Revise the listing below by replacing every instance of "legend-swatch" with "legend-marker". Leave everything else unchanged.

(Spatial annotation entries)
'''

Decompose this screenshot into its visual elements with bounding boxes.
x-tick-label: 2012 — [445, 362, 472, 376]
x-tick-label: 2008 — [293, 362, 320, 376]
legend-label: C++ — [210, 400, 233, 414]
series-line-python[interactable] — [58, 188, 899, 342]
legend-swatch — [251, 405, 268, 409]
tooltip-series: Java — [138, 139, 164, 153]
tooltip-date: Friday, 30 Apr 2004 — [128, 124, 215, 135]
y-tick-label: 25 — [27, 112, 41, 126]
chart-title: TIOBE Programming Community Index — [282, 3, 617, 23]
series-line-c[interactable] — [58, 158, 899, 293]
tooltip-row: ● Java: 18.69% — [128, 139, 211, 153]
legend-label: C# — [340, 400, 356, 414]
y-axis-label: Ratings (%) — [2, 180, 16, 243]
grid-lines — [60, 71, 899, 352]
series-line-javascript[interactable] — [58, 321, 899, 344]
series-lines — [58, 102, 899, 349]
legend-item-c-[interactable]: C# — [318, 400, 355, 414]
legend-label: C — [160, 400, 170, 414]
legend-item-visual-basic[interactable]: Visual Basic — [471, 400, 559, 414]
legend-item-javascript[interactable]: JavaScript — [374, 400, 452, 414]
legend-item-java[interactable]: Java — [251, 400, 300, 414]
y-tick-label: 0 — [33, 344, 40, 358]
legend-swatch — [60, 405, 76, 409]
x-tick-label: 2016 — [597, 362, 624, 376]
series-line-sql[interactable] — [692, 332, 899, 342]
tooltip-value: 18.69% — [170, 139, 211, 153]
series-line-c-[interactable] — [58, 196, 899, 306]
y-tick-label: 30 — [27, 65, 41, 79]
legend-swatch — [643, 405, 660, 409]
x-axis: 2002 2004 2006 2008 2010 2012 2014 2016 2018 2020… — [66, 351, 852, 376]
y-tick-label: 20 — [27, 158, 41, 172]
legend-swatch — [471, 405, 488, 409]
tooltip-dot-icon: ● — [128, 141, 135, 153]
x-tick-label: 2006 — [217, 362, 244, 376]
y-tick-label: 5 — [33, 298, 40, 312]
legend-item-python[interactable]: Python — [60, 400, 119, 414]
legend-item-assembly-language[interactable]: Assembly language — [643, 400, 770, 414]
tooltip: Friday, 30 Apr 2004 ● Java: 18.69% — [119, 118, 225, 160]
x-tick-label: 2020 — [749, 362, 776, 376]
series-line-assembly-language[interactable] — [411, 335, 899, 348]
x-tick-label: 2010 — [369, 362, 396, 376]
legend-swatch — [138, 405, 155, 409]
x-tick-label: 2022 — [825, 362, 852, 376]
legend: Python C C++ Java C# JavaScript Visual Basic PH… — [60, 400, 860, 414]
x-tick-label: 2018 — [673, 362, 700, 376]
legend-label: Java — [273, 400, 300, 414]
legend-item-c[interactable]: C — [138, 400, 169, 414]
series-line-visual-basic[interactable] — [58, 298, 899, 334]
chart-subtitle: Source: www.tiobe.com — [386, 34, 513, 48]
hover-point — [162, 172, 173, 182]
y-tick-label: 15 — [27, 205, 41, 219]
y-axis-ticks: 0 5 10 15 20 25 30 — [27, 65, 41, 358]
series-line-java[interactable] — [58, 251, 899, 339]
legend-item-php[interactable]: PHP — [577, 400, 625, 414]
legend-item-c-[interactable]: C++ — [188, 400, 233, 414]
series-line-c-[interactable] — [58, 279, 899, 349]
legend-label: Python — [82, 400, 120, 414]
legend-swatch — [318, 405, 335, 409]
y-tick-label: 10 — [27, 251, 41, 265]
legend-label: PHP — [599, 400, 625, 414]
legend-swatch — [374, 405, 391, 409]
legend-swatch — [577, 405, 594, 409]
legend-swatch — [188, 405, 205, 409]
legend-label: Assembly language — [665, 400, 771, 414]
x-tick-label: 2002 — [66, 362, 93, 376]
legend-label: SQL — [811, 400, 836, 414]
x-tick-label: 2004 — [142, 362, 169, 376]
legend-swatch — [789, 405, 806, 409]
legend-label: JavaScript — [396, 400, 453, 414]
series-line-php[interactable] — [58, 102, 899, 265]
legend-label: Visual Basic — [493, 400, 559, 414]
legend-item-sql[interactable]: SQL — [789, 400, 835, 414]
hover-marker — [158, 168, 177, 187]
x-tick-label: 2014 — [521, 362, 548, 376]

'''

__ANSWER TO THE TASK__.
Decompose this screenshot into its visual elements with bounding boxes.
x-tick-label: 2012 — [445, 362, 472, 376]
x-tick-label: 2008 — [293, 362, 320, 376]
legend-label: C++ — [210, 400, 233, 414]
series-line-python[interactable] — [58, 188, 899, 342]
legend-marker — [251, 405, 268, 409]
tooltip-series: Java — [138, 139, 164, 153]
tooltip-date: Friday, 30 Apr 2004 — [128, 124, 215, 135]
y-tick-label: 25 — [27, 112, 41, 126]
chart-title: TIOBE Programming Community Index — [282, 3, 617, 23]
series-line-c[interactable] — [58, 158, 899, 293]
tooltip-row: ● Java: 18.69% — [128, 139, 211, 153]
legend-label: C# — [340, 400, 356, 414]
y-axis-label: Ratings (%) — [2, 180, 16, 243]
grid-lines — [60, 71, 899, 352]
series-line-javascript[interactable] — [58, 321, 899, 344]
series-lines — [58, 102, 899, 349]
legend-item-c-[interactable]: C# — [318, 400, 355, 414]
legend-label: C — [160, 400, 170, 414]
legend-item-visual-basic[interactable]: Visual Basic — [471, 400, 559, 414]
legend-item-javascript[interactable]: JavaScript — [374, 400, 452, 414]
legend-item-java[interactable]: Java — [251, 400, 300, 414]
y-tick-label: 0 — [33, 344, 40, 358]
legend-marker — [60, 405, 76, 409]
x-tick-label: 2016 — [597, 362, 624, 376]
series-line-sql[interactable] — [692, 332, 899, 342]
tooltip-value: 18.69% — [170, 139, 211, 153]
series-line-c-[interactable] — [58, 196, 899, 306]
y-tick-label: 30 — [27, 65, 41, 79]
legend-marker — [643, 405, 660, 409]
x-axis: 2002 2004 2006 2008 2010 2012 2014 2016 2018 2020… — [66, 351, 852, 376]
y-tick-label: 20 — [27, 158, 41, 172]
legend-marker — [471, 405, 488, 409]
tooltip-dot-icon: ● — [128, 141, 135, 153]
x-tick-label: 2006 — [217, 362, 244, 376]
y-tick-label: 5 — [33, 298, 40, 312]
legend-item-python[interactable]: Python — [60, 400, 119, 414]
legend-item-assembly-language[interactable]: Assembly language — [643, 400, 770, 414]
tooltip: Friday, 30 Apr 2004 ● Java: 18.69% — [119, 118, 225, 160]
x-tick-label: 2020 — [749, 362, 776, 376]
series-line-assembly-language[interactable] — [411, 335, 899, 348]
x-tick-label: 2010 — [369, 362, 396, 376]
legend-marker — [138, 405, 155, 409]
x-tick-label: 2022 — [825, 362, 852, 376]
legend: Python C C++ Java C# JavaScript Visual Basic PH… — [60, 400, 860, 414]
x-tick-label: 2018 — [673, 362, 700, 376]
legend-label: Java — [273, 400, 300, 414]
legend-item-c[interactable]: C — [138, 400, 169, 414]
series-line-visual-basic[interactable] — [58, 298, 899, 334]
chart-subtitle: Source: www.tiobe.com — [386, 34, 513, 48]
hover-point — [162, 172, 173, 182]
y-tick-label: 15 — [27, 205, 41, 219]
y-axis-ticks: 0 5 10 15 20 25 30 — [27, 65, 41, 358]
series-line-java[interactable] — [58, 251, 899, 339]
legend-item-php[interactable]: PHP — [577, 400, 625, 414]
legend-item-c-[interactable]: C++ — [188, 400, 233, 414]
series-line-c-[interactable] — [58, 279, 899, 349]
legend-label: Python — [82, 400, 120, 414]
legend-marker — [318, 405, 335, 409]
y-tick-label: 10 — [27, 251, 41, 265]
legend-label: PHP — [599, 400, 625, 414]
legend-marker — [374, 405, 391, 409]
legend-marker — [577, 405, 594, 409]
legend-marker — [188, 405, 205, 409]
legend-label: Assembly language — [665, 400, 771, 414]
x-tick-label: 2002 — [66, 362, 93, 376]
legend-label: SQL — [811, 400, 836, 414]
x-tick-label: 2004 — [142, 362, 169, 376]
legend-marker — [789, 405, 806, 409]
legend-label: JavaScript — [396, 400, 453, 414]
series-line-php[interactable] — [58, 102, 899, 265]
legend-label: Visual Basic — [493, 400, 559, 414]
legend-item-sql[interactable]: SQL — [789, 400, 835, 414]
hover-marker — [158, 168, 177, 187]
x-tick-label: 2014 — [521, 362, 548, 376]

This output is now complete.